WORK TO BE COMPLETED: Identify the lines that include the word "Google", then copy all of them.

EXERCISE MATERIALS:
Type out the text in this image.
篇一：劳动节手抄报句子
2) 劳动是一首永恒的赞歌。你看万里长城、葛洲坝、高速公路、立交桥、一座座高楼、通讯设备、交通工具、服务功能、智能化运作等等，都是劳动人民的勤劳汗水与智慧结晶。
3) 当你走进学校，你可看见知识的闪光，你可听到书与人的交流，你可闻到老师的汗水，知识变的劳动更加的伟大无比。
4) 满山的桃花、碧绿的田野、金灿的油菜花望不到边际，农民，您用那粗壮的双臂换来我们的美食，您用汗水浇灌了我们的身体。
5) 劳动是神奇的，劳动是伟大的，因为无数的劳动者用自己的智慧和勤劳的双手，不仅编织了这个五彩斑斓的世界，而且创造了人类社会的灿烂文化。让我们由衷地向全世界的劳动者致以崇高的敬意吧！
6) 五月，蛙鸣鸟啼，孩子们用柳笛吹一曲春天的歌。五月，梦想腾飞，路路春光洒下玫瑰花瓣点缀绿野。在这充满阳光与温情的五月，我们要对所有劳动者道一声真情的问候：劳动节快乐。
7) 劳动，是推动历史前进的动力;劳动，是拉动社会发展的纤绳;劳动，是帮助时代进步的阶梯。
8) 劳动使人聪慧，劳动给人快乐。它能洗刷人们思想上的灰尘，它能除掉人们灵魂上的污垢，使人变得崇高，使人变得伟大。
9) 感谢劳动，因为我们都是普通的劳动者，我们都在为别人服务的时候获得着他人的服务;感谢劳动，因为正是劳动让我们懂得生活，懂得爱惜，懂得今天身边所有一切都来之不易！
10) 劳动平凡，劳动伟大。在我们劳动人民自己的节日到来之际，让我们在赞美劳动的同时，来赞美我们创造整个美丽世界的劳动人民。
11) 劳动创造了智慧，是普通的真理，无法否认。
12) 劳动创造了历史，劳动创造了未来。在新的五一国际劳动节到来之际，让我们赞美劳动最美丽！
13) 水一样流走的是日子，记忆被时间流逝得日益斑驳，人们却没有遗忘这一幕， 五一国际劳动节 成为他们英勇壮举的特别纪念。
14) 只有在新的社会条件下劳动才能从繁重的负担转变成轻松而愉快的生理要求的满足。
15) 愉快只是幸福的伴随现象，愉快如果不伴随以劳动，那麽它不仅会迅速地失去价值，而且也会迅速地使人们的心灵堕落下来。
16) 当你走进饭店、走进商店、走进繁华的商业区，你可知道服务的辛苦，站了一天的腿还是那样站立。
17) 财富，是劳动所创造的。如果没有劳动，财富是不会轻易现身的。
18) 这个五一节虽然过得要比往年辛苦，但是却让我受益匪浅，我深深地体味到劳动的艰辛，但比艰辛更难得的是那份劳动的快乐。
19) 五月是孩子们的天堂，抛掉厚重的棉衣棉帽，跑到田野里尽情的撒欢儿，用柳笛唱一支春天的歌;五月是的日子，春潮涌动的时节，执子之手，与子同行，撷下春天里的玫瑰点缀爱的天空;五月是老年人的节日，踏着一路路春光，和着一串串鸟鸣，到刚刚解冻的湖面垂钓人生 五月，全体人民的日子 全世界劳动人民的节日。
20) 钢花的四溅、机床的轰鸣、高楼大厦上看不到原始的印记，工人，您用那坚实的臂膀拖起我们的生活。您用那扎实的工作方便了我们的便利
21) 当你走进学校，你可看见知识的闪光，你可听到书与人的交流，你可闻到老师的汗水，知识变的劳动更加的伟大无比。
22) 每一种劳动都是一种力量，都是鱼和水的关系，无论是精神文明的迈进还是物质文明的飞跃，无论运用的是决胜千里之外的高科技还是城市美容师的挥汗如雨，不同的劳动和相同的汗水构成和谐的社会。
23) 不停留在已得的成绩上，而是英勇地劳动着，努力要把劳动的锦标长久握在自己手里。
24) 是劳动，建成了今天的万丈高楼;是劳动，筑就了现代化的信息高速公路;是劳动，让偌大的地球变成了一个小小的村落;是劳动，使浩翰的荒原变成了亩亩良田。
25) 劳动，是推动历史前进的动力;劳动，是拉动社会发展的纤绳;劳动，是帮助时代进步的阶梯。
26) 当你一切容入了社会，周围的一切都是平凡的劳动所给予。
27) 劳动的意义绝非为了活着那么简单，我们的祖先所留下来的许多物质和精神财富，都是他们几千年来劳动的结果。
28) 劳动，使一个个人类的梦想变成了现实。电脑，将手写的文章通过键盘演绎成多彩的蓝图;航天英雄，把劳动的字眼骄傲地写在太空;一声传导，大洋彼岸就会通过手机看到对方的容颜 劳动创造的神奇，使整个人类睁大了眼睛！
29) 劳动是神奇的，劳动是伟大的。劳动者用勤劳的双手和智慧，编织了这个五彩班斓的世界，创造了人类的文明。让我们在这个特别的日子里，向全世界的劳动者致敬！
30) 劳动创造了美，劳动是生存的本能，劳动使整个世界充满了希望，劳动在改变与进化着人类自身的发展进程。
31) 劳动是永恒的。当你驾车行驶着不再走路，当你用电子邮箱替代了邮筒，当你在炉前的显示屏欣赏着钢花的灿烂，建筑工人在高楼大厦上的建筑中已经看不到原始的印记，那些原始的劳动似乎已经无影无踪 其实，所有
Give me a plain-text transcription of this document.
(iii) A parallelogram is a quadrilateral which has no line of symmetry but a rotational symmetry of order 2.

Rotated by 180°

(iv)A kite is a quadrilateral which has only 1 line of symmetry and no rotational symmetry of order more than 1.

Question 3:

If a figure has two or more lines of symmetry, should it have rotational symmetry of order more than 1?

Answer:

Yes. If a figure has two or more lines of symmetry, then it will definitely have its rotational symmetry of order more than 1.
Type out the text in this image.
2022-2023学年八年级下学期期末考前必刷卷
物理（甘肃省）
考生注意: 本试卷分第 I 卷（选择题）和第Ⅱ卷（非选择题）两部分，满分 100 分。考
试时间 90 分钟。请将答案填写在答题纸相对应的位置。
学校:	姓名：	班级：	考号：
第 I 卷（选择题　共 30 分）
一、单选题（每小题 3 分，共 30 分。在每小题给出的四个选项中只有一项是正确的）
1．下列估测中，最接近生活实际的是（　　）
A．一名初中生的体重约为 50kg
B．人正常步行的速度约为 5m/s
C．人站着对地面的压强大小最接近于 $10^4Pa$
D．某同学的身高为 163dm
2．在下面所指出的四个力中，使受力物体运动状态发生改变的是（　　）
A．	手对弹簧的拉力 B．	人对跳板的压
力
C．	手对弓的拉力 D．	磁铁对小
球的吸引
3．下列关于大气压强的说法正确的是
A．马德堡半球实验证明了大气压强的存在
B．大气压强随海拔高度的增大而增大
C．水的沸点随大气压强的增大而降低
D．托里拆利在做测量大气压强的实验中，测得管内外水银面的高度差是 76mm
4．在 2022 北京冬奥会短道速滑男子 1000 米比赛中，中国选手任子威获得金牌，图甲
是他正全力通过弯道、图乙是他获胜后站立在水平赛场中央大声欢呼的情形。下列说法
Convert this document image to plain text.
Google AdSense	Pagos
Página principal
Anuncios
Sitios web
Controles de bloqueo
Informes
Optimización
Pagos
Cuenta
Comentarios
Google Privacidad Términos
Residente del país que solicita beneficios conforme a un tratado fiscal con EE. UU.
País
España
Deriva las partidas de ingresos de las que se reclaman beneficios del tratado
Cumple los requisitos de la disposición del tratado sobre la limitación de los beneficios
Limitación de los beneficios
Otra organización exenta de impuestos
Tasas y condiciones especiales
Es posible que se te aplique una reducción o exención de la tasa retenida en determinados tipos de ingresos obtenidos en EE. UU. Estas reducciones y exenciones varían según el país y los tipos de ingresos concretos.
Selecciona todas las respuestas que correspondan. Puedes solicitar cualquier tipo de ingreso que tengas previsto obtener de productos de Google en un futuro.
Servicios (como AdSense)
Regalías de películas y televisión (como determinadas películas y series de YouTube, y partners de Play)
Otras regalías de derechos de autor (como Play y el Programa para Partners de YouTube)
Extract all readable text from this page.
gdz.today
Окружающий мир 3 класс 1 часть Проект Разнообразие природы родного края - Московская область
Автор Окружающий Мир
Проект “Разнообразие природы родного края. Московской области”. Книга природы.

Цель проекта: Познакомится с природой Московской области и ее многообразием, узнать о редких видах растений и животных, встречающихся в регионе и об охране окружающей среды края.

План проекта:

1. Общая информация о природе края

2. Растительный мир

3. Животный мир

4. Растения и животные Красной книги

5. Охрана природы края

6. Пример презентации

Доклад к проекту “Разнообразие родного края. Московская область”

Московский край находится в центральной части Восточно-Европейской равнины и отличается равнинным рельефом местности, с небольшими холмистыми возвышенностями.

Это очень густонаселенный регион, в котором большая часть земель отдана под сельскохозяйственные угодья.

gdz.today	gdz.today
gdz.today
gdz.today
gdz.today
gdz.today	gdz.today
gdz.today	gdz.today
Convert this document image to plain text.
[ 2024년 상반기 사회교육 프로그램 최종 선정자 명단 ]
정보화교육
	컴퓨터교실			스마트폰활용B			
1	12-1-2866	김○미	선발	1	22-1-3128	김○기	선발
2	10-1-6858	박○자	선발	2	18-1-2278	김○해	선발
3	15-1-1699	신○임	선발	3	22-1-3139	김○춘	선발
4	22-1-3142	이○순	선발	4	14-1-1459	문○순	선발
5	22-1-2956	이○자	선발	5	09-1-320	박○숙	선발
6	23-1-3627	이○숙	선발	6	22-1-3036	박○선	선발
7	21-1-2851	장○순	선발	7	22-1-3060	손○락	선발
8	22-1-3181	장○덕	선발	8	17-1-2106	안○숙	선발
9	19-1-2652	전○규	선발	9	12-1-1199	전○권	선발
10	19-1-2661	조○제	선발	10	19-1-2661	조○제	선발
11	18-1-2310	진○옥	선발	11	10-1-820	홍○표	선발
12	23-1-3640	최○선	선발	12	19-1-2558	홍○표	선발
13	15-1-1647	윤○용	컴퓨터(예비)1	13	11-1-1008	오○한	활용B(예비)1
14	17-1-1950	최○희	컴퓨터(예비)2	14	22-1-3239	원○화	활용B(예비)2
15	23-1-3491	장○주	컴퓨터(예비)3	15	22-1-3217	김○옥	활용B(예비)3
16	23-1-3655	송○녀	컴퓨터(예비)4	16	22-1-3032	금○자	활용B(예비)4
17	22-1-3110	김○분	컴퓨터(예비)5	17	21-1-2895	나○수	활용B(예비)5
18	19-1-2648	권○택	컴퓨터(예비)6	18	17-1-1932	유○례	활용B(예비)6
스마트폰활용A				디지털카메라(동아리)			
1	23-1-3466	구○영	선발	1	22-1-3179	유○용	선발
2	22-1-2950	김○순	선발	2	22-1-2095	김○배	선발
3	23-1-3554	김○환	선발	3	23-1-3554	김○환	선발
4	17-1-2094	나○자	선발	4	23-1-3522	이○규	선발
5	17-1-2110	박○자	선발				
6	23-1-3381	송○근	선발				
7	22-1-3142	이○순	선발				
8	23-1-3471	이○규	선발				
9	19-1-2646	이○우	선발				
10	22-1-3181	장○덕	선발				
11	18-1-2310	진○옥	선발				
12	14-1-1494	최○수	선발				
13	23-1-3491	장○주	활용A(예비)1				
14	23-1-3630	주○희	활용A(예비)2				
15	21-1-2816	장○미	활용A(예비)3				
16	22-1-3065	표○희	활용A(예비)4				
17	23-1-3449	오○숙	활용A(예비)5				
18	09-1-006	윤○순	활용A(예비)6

RESPONSE BELOW:
Google AdSense	Pagos
Google Privacidad Términos
Selecciona todas las respuestas que correspondan. Puedes solicitar cualquier tipo de ingreso que tengas previsto obtener de productos de Google en un futuro.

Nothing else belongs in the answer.